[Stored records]
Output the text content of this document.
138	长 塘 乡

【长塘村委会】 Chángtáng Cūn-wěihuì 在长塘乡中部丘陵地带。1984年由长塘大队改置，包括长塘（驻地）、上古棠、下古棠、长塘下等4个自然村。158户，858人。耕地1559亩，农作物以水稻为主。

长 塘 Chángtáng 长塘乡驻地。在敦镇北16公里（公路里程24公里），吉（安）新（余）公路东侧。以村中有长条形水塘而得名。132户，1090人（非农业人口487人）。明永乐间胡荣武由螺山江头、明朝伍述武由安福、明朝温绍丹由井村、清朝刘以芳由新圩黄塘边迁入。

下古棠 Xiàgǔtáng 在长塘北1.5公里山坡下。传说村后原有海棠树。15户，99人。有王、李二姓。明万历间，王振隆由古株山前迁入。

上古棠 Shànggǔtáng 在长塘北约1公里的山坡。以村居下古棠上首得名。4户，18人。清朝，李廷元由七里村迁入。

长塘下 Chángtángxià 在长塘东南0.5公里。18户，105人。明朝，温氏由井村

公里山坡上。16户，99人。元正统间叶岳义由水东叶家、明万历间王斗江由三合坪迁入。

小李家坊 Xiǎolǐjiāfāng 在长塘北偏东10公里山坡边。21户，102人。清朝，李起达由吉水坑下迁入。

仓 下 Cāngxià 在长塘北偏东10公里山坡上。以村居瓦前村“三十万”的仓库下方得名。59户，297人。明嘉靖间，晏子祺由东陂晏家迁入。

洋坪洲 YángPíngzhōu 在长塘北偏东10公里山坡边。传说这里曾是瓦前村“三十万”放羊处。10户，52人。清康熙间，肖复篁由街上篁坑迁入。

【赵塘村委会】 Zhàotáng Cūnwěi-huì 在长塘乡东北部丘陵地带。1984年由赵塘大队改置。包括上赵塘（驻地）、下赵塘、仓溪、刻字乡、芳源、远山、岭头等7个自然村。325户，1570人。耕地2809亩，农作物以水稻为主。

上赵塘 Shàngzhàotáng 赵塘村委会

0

Prompt:
Restate the whole listing exactly.

Exercise solution:
Output the text content of this document.
138	长 塘 乡

【长塘村委会】 Chángtáng Cūn-wěihuì 在长塘乡中部丘陵地带。1984年由长塘大队改置，包括长塘（驻地）、上古棠、下古棠、长塘下等4个自然村。158户，858人。耕地1559亩，农作物以水稻为主。

长 塘 Chángtáng 长塘乡驻地。在敦镇北16公里（公路里程24公里），吉（安）新（余）公路东侧。以村中有长条形水塘而得名。132户，1090人（非农业人口487人）。明永乐间胡荣武由螺山江头、明朝伍述武由安福、明朝温绍丹由井村、清朝刘以芳由新圩黄塘边迁入。

下古棠 Xiàgǔtáng 在长塘北1.5公里山坡下。传说村后原有海棠树。15户，99人。有王、李二姓。明万历间，王振隆由古株山前迁入。

上古棠 Shànggǔtáng 在长塘北约1公里的山坡。以村居下古棠上首得名。4户，18人。清朝，李廷元由七里村迁入。

长塘下 Chángtángxià 在长塘东南0.5公里。18户，105人。明朝，温氏由井村

公里山坡上。16户，99人。元正统间叶岳义由水东叶家、明万历间王斗江由三合坪迁入。

小李家坊 Xiǎolǐjiāfāng 在长塘北偏东10公里山坡边。21户，102人。清朝，李起达由吉水坑下迁入。

仓 下 Cāngxià 在长塘北偏东10公里山坡上。以村居瓦前村“三十万”的仓库下方得名。59户，297人。明嘉靖间，晏子祺由东陂晏家迁入。

洋坪洲 YángPíngzhōu 在长塘北偏东10公里山坡边。传说这里曾是瓦前村“三十万”放羊处。10户，52人。清康熙间，肖复篁由街上篁坑迁入。

【赵塘村委会】 Zhàotáng Cūnwěi-huì 在长塘乡东北部丘陵地带。1984年由赵塘大队改置。包括上赵塘（驻地）、下赵塘、仓溪、刻字乡、芳源、远山、岭头等7个自然村。325户，1570人。耕地2809亩，农作物以水稻为主。

上赵塘 Shàngzhàotáng 赵塘村委会

0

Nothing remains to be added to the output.